DIRECTIONS FOR THIS TASK
Reproduce the records verbatim, starting at their first line and ending at the line that contains "table-row (9, 328, 1454, 376)", with both of these lines included.

DATA SHOWN
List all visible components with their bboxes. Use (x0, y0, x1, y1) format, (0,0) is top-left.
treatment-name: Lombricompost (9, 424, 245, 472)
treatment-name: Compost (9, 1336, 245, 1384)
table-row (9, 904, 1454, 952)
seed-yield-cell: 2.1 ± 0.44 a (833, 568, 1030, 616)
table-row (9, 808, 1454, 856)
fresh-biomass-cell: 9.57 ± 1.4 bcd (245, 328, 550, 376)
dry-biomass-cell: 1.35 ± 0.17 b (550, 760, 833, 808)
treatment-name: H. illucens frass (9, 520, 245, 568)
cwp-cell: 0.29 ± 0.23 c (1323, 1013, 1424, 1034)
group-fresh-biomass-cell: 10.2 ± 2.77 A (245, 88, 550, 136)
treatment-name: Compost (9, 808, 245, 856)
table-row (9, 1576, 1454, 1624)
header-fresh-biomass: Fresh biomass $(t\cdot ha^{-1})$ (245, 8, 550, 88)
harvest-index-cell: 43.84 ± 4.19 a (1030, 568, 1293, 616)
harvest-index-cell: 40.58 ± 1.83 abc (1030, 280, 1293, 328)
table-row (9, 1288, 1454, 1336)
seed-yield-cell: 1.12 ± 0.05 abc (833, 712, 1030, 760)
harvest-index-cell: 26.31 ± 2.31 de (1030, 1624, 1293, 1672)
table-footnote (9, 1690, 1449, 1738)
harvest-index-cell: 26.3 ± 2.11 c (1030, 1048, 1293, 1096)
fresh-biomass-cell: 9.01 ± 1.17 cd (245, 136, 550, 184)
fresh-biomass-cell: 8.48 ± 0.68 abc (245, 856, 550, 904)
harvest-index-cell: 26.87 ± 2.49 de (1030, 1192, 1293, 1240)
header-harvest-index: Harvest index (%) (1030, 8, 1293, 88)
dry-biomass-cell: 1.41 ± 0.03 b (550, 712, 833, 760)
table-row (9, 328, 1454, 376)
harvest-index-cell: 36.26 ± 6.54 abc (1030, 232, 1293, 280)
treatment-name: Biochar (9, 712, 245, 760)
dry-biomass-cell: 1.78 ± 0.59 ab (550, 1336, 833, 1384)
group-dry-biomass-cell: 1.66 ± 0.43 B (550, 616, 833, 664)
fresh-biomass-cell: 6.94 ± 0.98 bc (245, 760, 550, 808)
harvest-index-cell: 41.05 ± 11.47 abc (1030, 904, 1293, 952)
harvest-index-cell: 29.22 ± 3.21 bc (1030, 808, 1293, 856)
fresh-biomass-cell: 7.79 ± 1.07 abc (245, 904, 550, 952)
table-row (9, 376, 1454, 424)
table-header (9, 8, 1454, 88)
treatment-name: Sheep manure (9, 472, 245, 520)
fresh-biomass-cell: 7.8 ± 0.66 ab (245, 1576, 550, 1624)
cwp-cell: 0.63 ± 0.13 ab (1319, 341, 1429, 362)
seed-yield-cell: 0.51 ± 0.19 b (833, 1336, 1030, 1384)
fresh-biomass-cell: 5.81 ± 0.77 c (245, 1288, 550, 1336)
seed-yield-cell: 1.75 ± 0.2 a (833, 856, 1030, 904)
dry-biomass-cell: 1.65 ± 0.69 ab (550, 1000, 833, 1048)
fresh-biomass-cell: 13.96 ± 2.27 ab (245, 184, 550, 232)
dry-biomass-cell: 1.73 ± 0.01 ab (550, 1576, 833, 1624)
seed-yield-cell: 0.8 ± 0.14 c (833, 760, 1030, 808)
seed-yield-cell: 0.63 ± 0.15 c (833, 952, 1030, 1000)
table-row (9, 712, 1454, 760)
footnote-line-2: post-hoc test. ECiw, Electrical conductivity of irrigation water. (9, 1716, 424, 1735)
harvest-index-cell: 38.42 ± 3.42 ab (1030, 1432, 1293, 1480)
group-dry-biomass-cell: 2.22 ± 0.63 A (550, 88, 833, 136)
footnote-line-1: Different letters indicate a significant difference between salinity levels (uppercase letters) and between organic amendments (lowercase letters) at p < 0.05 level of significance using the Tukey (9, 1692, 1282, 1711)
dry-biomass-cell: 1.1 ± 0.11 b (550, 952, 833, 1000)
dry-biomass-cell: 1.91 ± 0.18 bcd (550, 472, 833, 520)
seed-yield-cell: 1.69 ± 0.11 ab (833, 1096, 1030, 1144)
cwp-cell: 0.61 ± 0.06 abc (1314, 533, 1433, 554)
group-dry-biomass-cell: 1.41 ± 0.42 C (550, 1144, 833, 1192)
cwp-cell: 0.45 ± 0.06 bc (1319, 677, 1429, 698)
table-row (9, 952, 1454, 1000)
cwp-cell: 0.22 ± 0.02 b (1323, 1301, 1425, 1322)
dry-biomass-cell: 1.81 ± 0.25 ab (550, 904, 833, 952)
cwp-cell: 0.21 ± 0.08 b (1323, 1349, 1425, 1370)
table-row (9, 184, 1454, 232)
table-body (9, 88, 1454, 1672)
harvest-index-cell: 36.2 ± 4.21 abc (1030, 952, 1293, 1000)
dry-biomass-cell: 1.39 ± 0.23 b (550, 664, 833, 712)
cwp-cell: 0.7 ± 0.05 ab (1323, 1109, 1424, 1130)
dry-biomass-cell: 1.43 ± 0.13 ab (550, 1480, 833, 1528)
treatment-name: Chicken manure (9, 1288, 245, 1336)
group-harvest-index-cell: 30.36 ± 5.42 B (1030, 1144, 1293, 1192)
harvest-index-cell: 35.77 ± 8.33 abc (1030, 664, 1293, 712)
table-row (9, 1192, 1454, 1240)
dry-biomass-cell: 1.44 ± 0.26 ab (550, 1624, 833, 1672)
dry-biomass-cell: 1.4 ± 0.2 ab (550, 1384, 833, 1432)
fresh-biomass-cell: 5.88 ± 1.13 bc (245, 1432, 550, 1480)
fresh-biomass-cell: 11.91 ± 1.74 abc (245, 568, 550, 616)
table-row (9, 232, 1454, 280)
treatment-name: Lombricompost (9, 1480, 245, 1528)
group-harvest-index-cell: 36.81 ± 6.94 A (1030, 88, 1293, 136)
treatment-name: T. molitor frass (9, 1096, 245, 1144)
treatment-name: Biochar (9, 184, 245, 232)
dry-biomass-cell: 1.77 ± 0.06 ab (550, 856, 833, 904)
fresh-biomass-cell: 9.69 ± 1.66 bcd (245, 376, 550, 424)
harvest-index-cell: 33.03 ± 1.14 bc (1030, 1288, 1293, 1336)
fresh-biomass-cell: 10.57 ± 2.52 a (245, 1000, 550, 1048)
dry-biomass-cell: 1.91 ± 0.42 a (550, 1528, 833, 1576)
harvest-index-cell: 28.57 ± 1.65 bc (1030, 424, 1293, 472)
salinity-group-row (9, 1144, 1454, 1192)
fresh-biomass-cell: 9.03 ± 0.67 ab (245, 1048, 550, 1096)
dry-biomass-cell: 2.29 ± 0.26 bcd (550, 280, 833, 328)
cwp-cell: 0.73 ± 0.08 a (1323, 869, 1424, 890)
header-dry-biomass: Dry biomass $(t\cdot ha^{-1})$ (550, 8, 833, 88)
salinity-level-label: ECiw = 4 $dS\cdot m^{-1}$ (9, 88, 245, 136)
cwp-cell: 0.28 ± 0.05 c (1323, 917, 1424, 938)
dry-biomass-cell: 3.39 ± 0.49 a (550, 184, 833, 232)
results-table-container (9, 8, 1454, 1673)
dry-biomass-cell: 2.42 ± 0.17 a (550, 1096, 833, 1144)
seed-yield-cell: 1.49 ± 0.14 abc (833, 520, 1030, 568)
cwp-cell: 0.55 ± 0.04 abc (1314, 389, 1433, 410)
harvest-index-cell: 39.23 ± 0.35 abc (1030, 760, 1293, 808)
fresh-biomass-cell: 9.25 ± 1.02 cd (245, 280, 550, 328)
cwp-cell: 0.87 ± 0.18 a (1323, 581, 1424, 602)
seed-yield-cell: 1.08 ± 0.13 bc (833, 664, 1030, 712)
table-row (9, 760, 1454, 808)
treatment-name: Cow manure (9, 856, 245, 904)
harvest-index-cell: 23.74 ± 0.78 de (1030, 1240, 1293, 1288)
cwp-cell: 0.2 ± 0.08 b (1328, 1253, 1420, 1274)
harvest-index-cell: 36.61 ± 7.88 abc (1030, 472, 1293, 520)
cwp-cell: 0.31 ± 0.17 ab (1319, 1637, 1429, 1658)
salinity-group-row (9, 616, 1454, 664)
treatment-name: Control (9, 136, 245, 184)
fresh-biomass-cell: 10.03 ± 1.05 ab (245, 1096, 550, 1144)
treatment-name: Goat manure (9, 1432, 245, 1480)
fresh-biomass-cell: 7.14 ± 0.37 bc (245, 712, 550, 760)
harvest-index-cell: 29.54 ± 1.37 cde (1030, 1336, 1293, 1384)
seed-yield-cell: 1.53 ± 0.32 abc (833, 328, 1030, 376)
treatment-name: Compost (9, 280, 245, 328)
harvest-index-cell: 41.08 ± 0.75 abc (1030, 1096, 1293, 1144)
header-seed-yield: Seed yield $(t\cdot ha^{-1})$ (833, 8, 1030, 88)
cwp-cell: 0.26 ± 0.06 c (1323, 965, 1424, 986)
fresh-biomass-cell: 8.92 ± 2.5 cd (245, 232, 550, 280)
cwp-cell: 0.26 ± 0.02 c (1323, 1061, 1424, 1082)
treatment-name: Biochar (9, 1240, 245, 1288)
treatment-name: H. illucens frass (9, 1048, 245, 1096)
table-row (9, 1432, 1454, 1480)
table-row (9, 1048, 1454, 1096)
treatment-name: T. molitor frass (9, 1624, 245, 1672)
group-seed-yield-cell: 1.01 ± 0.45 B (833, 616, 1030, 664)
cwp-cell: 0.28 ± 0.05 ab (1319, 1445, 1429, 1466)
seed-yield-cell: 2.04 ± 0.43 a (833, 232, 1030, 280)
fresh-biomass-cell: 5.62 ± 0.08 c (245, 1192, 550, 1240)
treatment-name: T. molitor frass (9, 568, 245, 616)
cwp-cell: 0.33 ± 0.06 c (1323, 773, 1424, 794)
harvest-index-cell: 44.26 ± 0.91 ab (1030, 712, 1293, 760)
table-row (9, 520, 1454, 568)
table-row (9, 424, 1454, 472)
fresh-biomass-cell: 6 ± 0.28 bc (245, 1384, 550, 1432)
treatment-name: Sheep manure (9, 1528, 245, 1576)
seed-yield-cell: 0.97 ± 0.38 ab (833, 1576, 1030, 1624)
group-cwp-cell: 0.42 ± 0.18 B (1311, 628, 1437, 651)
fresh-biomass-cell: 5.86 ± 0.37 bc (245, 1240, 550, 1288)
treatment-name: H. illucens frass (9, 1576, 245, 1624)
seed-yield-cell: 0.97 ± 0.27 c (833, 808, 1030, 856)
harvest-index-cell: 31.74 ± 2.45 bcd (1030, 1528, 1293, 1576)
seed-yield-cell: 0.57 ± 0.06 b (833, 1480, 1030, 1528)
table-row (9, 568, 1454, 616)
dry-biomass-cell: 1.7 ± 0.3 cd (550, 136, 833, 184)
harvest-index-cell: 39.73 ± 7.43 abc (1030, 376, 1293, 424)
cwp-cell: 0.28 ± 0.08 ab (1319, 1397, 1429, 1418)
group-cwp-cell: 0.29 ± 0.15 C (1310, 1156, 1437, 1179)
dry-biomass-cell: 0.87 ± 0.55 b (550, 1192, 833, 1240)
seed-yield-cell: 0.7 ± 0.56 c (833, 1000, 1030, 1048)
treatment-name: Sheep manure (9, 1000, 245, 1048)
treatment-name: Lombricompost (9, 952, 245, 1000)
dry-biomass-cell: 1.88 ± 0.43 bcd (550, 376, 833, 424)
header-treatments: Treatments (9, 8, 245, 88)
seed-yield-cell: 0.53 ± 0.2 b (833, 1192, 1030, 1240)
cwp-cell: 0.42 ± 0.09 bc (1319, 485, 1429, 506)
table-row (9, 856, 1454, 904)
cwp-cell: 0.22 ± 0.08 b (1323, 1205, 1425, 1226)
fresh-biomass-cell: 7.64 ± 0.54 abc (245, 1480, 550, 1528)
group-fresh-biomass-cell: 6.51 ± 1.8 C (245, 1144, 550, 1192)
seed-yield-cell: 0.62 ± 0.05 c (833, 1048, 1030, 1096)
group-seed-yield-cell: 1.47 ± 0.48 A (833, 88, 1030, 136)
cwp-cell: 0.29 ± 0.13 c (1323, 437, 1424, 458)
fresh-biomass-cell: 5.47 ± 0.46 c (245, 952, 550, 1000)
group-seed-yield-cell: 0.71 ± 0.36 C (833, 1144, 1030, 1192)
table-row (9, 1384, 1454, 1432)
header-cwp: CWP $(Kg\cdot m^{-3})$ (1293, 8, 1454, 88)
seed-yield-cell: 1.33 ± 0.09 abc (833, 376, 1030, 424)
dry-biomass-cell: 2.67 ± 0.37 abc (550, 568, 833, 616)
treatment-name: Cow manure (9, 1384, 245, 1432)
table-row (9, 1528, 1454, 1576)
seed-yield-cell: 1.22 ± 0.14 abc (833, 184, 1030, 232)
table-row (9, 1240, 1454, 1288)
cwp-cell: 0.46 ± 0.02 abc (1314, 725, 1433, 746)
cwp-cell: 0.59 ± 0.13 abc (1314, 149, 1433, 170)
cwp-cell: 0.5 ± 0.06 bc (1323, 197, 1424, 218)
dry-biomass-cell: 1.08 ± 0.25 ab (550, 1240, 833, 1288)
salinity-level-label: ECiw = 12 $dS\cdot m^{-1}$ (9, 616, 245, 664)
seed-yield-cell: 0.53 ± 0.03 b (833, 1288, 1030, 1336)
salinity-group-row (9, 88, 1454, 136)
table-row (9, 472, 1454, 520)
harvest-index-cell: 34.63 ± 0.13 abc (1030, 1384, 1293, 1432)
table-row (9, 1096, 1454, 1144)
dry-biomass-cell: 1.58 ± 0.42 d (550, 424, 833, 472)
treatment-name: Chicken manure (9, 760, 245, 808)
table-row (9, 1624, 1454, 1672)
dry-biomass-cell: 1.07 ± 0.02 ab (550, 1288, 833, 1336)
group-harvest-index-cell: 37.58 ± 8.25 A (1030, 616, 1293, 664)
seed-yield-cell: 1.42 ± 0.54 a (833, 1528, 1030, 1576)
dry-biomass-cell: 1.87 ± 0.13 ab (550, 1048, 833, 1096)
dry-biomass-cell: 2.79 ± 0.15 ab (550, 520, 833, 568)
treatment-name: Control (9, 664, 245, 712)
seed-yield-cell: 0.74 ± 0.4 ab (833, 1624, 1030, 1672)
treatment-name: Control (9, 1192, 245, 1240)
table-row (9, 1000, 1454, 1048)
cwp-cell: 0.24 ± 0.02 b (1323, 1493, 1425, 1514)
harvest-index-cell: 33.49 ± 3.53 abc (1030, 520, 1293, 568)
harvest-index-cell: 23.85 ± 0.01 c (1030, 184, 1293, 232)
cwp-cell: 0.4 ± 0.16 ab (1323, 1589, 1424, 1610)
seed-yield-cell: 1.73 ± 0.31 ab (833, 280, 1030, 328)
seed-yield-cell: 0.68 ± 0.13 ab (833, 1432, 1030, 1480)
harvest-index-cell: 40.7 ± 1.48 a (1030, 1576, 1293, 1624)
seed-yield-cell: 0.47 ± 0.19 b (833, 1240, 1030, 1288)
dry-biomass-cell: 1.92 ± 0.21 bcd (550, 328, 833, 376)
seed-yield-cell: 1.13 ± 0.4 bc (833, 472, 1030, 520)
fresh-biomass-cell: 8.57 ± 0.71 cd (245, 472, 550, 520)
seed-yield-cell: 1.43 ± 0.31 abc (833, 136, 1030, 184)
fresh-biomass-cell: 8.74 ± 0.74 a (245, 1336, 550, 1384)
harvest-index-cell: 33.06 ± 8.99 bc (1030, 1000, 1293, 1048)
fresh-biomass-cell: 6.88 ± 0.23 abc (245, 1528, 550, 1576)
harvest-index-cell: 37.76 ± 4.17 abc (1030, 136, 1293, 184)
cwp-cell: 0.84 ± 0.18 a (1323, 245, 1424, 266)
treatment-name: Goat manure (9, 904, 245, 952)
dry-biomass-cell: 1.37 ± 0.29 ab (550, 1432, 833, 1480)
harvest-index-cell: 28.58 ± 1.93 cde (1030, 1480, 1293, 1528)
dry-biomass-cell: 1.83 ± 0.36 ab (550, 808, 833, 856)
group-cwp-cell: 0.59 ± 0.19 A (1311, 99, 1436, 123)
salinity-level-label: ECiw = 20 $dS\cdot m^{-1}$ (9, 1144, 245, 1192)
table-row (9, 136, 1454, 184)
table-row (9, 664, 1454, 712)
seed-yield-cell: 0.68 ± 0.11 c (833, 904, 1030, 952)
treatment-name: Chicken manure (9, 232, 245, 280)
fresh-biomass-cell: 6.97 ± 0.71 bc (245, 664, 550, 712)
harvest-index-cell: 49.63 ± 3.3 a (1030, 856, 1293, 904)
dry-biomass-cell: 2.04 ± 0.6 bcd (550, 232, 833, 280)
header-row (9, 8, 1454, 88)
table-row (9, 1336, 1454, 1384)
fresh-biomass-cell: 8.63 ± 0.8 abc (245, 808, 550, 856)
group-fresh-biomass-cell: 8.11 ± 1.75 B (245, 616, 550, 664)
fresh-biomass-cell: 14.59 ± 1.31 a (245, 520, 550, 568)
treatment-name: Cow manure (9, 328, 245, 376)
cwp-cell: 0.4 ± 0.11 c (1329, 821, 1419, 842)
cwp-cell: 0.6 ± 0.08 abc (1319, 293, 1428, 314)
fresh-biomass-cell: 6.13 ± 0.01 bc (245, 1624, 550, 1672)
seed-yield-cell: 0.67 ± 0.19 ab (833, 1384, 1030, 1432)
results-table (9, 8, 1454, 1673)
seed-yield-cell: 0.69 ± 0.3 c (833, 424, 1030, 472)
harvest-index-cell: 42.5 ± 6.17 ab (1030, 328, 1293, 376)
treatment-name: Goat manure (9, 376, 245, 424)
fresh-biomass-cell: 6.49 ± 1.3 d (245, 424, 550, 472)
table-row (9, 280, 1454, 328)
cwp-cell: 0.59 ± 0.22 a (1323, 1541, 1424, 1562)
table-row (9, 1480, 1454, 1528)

FINAL RESULT
List all visible components with their bboxes. Use (x0, y0, x1, y1) format, (0,0) is top-left.
treatment-name: Lombricompost (9, 424, 245, 472)
treatment-name: Compost (9, 1336, 245, 1384)
table-row (9, 904, 1454, 952)
seed-yield-cell: 2.1 ± 0.44 a (833, 568, 1030, 616)
table-row (9, 808, 1454, 856)
fresh-biomass-cell: 9.57 ± 1.4 bcd (245, 328, 550, 376)
dry-biomass-cell: 1.35 ± 0.17 b (550, 760, 833, 808)
treatment-name: H. illucens frass (9, 520, 245, 568)
cwp-cell: 0.29 ± 0.23 c (1323, 1013, 1424, 1034)
group-fresh-biomass-cell: 10.2 ± 2.77 A (245, 88, 550, 136)
treatment-name: Compost (9, 808, 245, 856)
table-row (9, 1576, 1454, 1624)
header-fresh-biomass: Fresh biomass $(t\cdot ha^{-1})$ (245, 8, 550, 88)
harvest-index-cell: 43.84 ± 4.19 a (1030, 568, 1293, 616)
harvest-index-cell: 40.58 ± 1.83 abc (1030, 280, 1293, 328)
table-row (9, 1288, 1454, 1336)
seed-yield-cell: 1.12 ± 0.05 abc (833, 712, 1030, 760)
harvest-index-cell: 26.31 ± 2.31 de (1030, 1624, 1293, 1672)
table-footnote (9, 1690, 1449, 1738)
harvest-index-cell: 26.3 ± 2.11 c (1030, 1048, 1293, 1096)
fresh-biomass-cell: 9.01 ± 1.17 cd (245, 136, 550, 184)
fresh-biomass-cell: 8.48 ± 0.68 abc (245, 856, 550, 904)
harvest-index-cell: 26.87 ± 2.49 de (1030, 1192, 1293, 1240)
header-harvest-index: Harvest index (%) (1030, 8, 1293, 88)
dry-biomass-cell: 1.41 ± 0.03 b (550, 712, 833, 760)
table-row (9, 328, 1454, 376)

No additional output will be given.